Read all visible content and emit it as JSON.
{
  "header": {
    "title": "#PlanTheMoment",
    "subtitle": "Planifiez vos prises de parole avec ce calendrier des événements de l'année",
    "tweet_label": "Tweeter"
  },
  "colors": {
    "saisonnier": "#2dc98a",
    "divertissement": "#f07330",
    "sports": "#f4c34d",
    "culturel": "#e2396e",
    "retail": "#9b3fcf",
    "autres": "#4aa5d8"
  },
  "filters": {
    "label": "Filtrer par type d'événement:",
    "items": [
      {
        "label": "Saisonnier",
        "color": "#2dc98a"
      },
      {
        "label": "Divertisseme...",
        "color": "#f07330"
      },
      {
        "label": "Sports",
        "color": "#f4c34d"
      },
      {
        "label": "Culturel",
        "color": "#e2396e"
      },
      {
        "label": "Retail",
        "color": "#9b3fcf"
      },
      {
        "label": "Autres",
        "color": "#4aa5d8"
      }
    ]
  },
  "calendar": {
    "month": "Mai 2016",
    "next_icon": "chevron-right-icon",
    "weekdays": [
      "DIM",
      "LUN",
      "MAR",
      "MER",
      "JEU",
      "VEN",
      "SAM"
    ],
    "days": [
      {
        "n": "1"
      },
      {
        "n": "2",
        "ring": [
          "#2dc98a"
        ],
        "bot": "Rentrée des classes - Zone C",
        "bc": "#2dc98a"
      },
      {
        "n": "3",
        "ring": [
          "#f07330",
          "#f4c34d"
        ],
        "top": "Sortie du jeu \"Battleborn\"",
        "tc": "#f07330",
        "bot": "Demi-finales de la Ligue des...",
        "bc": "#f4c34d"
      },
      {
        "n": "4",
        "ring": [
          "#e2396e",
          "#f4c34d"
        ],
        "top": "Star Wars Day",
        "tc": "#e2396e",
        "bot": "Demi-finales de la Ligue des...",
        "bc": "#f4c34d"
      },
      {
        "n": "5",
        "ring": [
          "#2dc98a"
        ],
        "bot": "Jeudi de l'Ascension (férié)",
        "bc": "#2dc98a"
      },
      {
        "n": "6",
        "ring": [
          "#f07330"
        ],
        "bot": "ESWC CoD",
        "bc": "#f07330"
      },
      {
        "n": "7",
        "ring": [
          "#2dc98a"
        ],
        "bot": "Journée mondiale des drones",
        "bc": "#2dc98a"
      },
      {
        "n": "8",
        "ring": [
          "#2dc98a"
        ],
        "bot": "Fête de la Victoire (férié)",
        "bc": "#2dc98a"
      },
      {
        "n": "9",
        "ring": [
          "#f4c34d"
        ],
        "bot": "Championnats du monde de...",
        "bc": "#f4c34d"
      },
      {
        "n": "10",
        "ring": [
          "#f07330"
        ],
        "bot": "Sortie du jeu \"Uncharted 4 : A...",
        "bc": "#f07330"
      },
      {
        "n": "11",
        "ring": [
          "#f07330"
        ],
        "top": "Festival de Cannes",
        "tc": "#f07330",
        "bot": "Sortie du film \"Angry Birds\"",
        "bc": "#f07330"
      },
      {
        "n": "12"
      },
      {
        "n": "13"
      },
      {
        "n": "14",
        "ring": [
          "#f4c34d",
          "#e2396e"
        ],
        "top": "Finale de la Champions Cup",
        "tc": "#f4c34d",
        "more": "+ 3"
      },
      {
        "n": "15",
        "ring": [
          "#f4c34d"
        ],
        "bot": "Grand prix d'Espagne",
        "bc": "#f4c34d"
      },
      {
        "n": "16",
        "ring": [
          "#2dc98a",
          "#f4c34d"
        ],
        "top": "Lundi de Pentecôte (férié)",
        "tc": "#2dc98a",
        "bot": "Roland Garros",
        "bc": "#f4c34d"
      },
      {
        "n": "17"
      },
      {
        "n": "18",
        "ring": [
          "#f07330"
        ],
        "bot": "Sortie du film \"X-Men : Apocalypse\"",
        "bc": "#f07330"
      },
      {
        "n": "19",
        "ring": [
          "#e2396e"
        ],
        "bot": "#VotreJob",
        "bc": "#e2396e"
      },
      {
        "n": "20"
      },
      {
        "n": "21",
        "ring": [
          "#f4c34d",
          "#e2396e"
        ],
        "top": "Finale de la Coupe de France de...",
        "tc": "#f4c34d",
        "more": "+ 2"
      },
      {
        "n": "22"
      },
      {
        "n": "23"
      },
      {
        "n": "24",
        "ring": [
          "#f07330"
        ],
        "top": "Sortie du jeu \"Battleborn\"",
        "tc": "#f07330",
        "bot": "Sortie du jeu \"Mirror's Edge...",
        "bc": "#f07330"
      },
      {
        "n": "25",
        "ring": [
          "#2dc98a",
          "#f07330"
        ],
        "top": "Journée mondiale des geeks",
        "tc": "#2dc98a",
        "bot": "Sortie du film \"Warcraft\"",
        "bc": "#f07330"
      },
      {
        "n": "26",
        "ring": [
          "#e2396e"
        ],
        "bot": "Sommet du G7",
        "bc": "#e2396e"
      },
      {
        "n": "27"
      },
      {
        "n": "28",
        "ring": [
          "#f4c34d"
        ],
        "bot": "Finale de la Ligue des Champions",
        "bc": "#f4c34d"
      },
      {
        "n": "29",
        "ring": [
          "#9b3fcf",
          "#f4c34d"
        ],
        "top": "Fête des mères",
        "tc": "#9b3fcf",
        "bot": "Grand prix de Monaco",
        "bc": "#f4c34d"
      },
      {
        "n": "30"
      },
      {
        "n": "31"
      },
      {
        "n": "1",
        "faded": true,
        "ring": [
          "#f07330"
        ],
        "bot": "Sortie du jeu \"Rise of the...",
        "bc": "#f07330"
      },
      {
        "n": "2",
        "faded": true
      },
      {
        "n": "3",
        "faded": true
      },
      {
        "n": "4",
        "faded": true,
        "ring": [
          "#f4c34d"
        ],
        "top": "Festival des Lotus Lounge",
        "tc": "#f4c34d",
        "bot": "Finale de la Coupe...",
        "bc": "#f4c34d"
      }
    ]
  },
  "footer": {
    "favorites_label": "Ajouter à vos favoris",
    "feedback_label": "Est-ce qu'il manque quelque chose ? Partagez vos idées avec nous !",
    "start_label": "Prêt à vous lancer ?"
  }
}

• WRITTEN INSTRUCTION
In the entries above, identify every line with the word "Champions". Copy those lines.

• CORRECT ANSWER
        "top": "Finale de la Champions Cup",
        "bot": "Finale de la Ligue des Champions",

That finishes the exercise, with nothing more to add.